(Collected data entries)
┌──
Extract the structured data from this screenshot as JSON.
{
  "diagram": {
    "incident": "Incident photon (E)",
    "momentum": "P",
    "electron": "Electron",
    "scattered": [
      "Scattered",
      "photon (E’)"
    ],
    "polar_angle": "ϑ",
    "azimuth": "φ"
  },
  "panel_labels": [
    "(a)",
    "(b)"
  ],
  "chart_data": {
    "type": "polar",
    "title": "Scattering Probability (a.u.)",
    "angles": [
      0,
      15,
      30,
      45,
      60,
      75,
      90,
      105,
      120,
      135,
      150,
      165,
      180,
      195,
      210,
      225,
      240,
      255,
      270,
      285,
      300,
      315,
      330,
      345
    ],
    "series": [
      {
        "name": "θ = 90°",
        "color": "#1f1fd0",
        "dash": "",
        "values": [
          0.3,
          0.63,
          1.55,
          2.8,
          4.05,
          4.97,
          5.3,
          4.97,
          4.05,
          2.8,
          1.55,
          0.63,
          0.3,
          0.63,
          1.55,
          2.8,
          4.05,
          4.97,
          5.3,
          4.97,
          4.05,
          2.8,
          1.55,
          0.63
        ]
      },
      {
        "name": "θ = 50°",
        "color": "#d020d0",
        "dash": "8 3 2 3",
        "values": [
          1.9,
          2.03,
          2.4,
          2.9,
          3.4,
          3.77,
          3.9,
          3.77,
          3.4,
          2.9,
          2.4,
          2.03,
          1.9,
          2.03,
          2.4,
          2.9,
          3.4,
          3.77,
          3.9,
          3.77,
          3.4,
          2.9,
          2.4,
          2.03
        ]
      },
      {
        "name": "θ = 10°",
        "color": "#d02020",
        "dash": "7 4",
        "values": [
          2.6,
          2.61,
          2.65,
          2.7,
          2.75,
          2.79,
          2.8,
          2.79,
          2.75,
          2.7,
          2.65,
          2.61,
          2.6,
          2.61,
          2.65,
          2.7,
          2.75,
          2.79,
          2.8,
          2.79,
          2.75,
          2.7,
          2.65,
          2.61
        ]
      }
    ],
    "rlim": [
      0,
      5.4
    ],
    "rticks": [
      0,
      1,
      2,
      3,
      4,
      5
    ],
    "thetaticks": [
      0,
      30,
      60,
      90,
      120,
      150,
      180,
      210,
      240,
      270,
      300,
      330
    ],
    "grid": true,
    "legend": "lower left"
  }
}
└──
> _What you need to do_
Your task is to return the full listing exactly as it was given.

> _Output of the exercise_
Extract the structured data from this screenshot as JSON.
{
  "diagram": {
    "incident": "Incident photon (E)",
    "momentum": "P",
    "electron": "Electron",
    "scattered": [
      "Scattered",
      "photon (E’)"
    ],
    "polar_angle": "ϑ",
    "azimuth": "φ"
  },
  "panel_labels": [
    "(a)",
    "(b)"
  ],
  "chart_data": {
    "type": "polar",
    "title": "Scattering Probability (a.u.)",
    "angles": [
      0,
      15,
      30,
      45,
      60,
      75,
      90,
      105,
      120,
      135,
      150,
      165,
      180,
      195,
      210,
      225,
      240,
      255,
      270,
      285,
      300,
      315,
      330,
      345
    ],
    "series": [
      {
        "name": "θ = 90°",
        "color": "#1f1fd0",
        "dash": "",
        "values": [
          0.3,
          0.63,
          1.55,
          2.8,
          4.05,
          4.97,
          5.3,
          4.97,
          4.05,
          2.8,
          1.55,
          0.63,
          0.3,
          0.63,
          1.55,
          2.8,
          4.05,
          4.97,
          5.3,
          4.97,
          4.05,
          2.8,
          1.55,
          0.63
        ]
      },
      {
        "name": "θ = 50°",
        "color": "#d020d0",
        "dash": "8 3 2 3",
        "values": [
          1.9,
          2.03,
          2.4,
          2.9,
          3.4,
          3.77,
          3.9,
          3.77,
          3.4,
          2.9,
          2.4,
          2.03,
          1.9,
          2.03,
          2.4,
          2.9,
          3.4,
          3.77,
          3.9,
          3.77,
          3.4,
          2.9,
          2.4,
          2.03
        ]
      },
      {
        "name": "θ = 10°",
        "color": "#d02020",
        "dash": "7 4",
        "values": [
          2.6,
          2.61,
          2.65,
          2.7,
          2.75,
          2.79,
          2.8,
          2.79,
          2.75,
          2.7,
          2.65,
          2.61,
          2.6,
          2.61,
          2.65,
          2.7,
          2.75,
          2.79,
          2.8,
          2.79,
          2.75,
          2.7,
          2.65,
          2.61
        ]
      }
    ],
    "rlim": [
      0,
      5.4
    ],
    "rticks": [
      0,
      1,
      2,
      3,
      4,
      5
    ],
    "thetaticks": [
      0,
      30,
      60,
      90,
      120,
      150,
      180,
      210,
      240,
      270,
      300,
      330
    ],
    "grid": true,
    "legend": "lower left"
  }
}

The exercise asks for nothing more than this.